• Work instructions:
Omit all images, then return the remaining material exactly as it stands.

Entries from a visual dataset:
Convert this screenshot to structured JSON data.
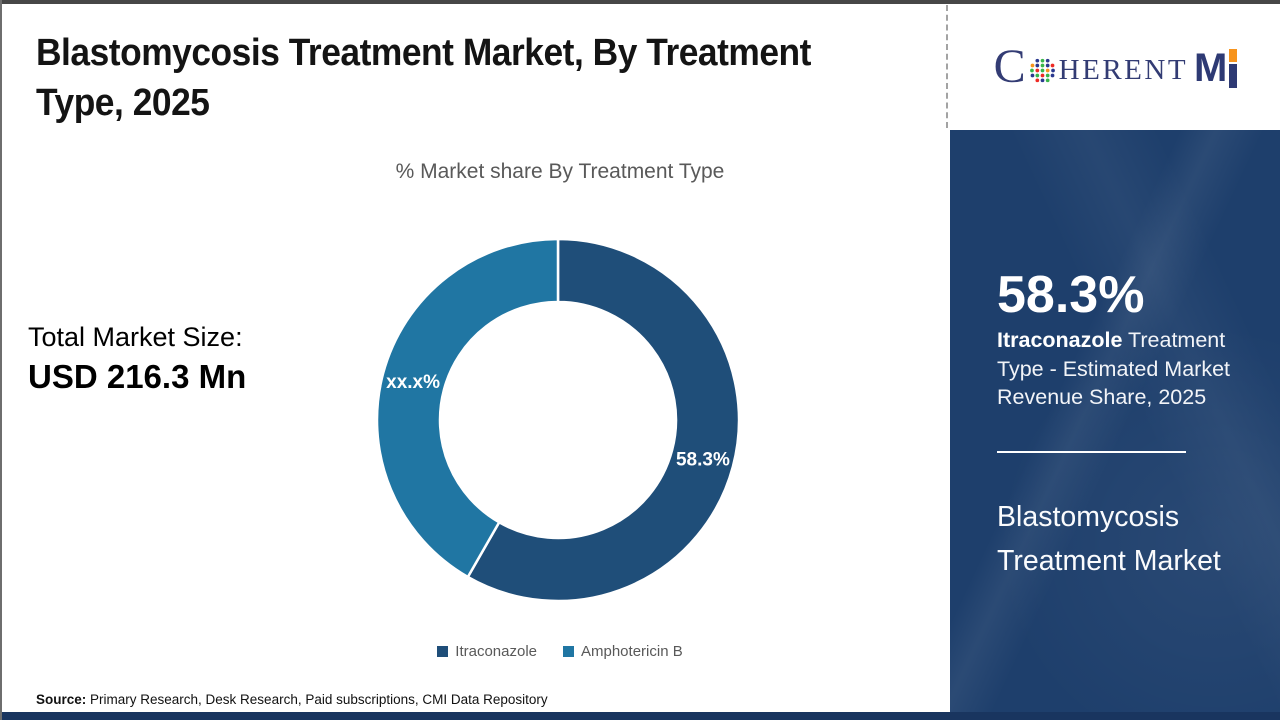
{
  "page": {
    "title_lines": [
      "Blastomycosis Treatment Market, By Treatment",
      "Type, 2025"
    ]
  },
  "logo": {
    "name": "COHERENT MI",
    "part_c": "C",
    "part_herent": "HERENT",
    "part_m": "M"
  },
  "main": {
    "subtitle": "% Market share By Treatment Type",
    "total_market_label": "Total Market Size:",
    "total_market_value": "USD 216.3 Mn"
  },
  "chart_data": {
    "type": "pie",
    "donut": true,
    "title": "% Market share By Treatment Type",
    "categories": [
      "Itraconazole",
      "Amphotericin B"
    ],
    "values": [
      58.3,
      41.7
    ],
    "slice_labels": [
      "58.3%",
      "xx.x%"
    ],
    "colors": [
      "#1f4e79",
      "#2076a3"
    ],
    "start_angle_deg": 0,
    "legend_position": "bottom"
  },
  "sidebar": {
    "stat_value": "58.3%",
    "stat_desc_highlight": "Itraconazole",
    "stat_desc_rest": " Treatment Type - Estimated Market Revenue Share, 2025",
    "market_name": "Blastomycosis Treatment Market"
  },
  "footer": {
    "source_label": "Source:",
    "source_text": " Primary Research, Desk Research, Paid subscriptions, CMI Data Repository"
  },
  "colors": {
    "sidebar_bg": "#1e3f6c",
    "accent_dark": "#1f4e79",
    "accent_teal": "#2076a3",
    "bottom_bar": "#19355f",
    "text_gray": "#595959"
  }
}
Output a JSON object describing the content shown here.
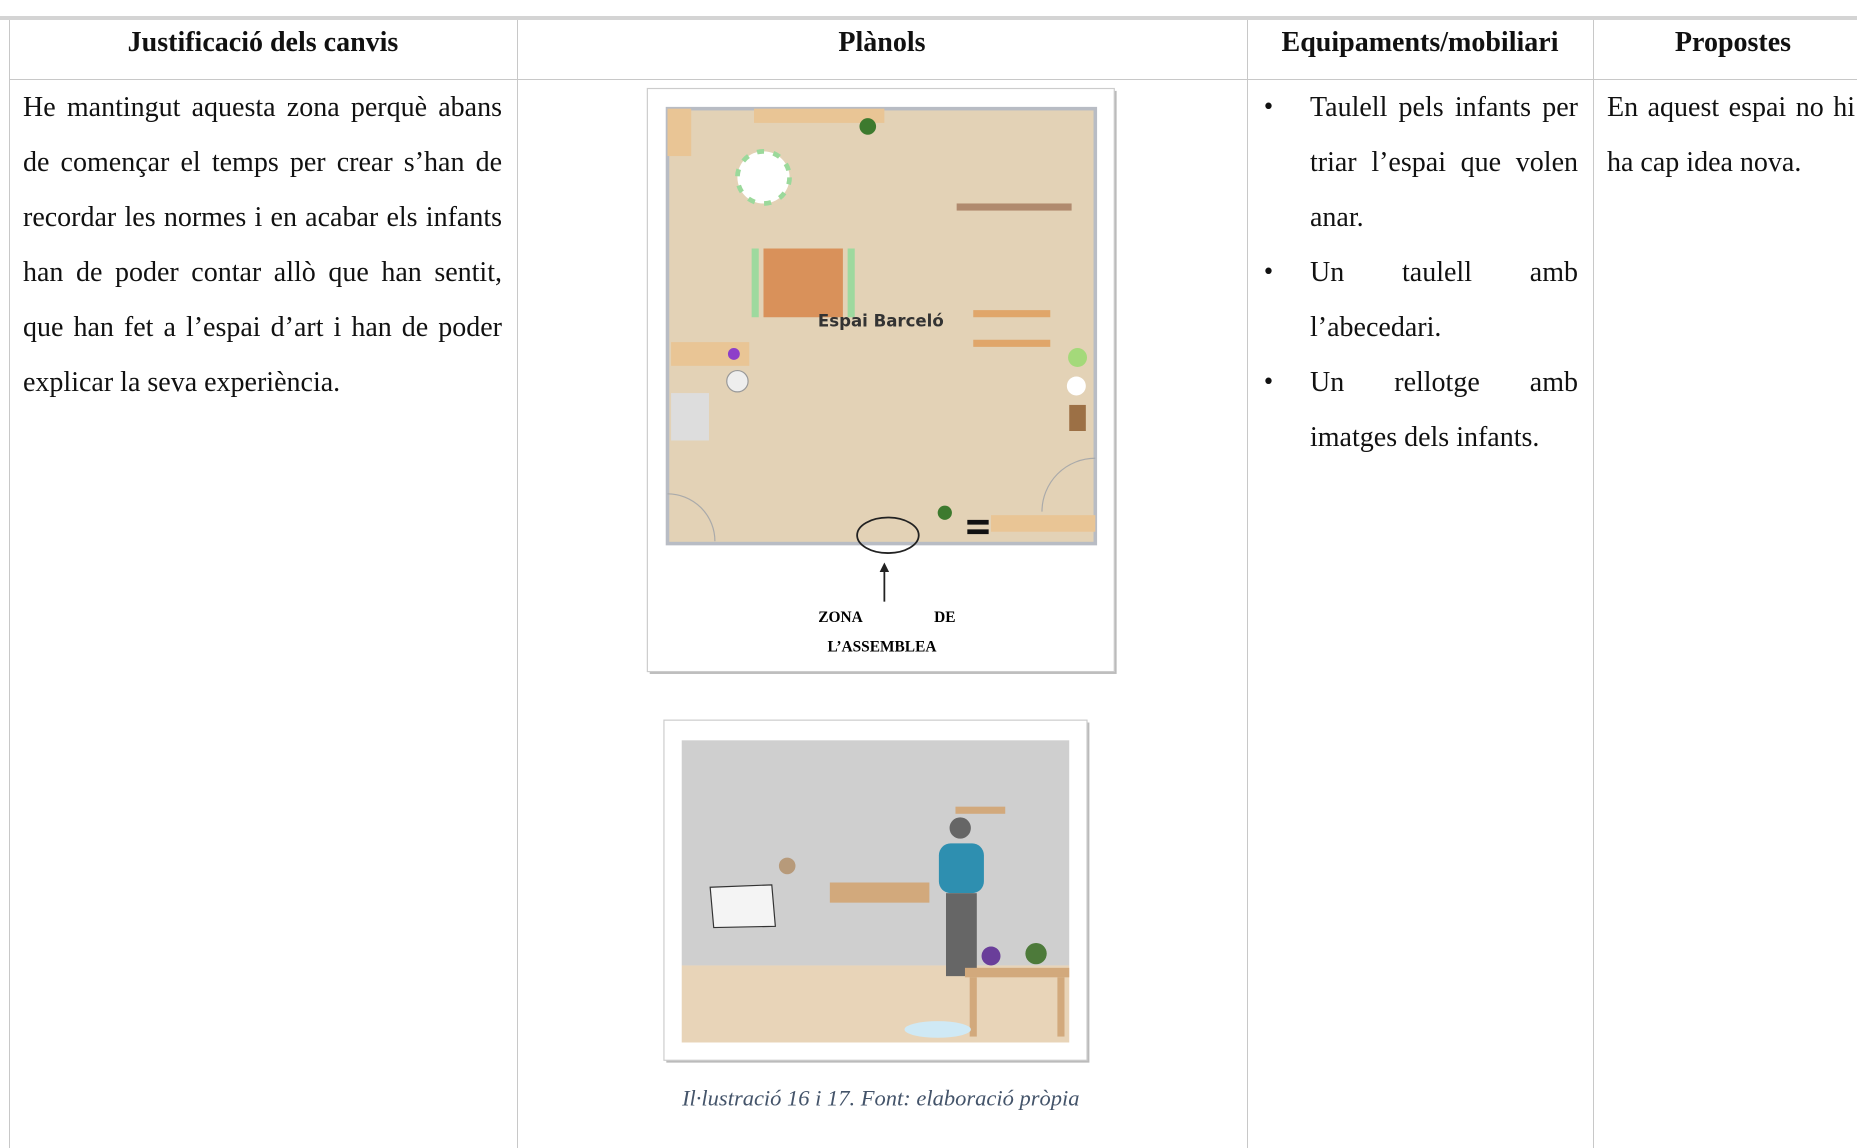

• Written response:
Convert this screenshot to structured JSON data.
{
  "page": {
    "title_lines": [
      "Blastomycosis Treatment Market, By Treatment",
      "Type, 2025"
    ]
  },
  "logo": {
    "name": "COHERENT MI",
    "part_c": "C",
    "part_herent": "HERENT",
    "part_m": "M"
  },
  "main": {
    "subtitle": "% Market share By Treatment Type",
    "total_market_label": "Total Market Size:",
    "total_market_value": "USD 216.3 Mn"
  },
  "chart_data": {
    "type": "pie",
    "donut": true,
    "title": "% Market share By Treatment Type",
    "categories": [
      "Itraconazole",
      "Amphotericin B"
    ],
    "values": [
      58.3,
      41.7
    ],
    "slice_labels": [
      "58.3%",
      "xx.x%"
    ],
    "colors": [
      "#1f4e79",
      "#2076a3"
    ],
    "start_angle_deg": 0,
    "legend_position": "bottom"
  },
  "sidebar": {
    "stat_value": "58.3%",
    "stat_desc_highlight": "Itraconazole",
    "stat_desc_rest": " Treatment Type - Estimated Market Revenue Share, 2025",
    "market_name": "Blastomycosis Treatment Market"
  },
  "footer": {
    "source_label": "Source:",
    "source_text": " Primary Research, Desk Research, Paid subscriptions, CMI Data Repository"
  },
  "colors": {
    "sidebar_bg": "#1e3f6c",
    "accent_dark": "#1f4e79",
    "accent_teal": "#2076a3",
    "bottom_bar": "#19355f",
    "text_gray": "#595959"
  }
}
Output a JSON object describing the content shown here.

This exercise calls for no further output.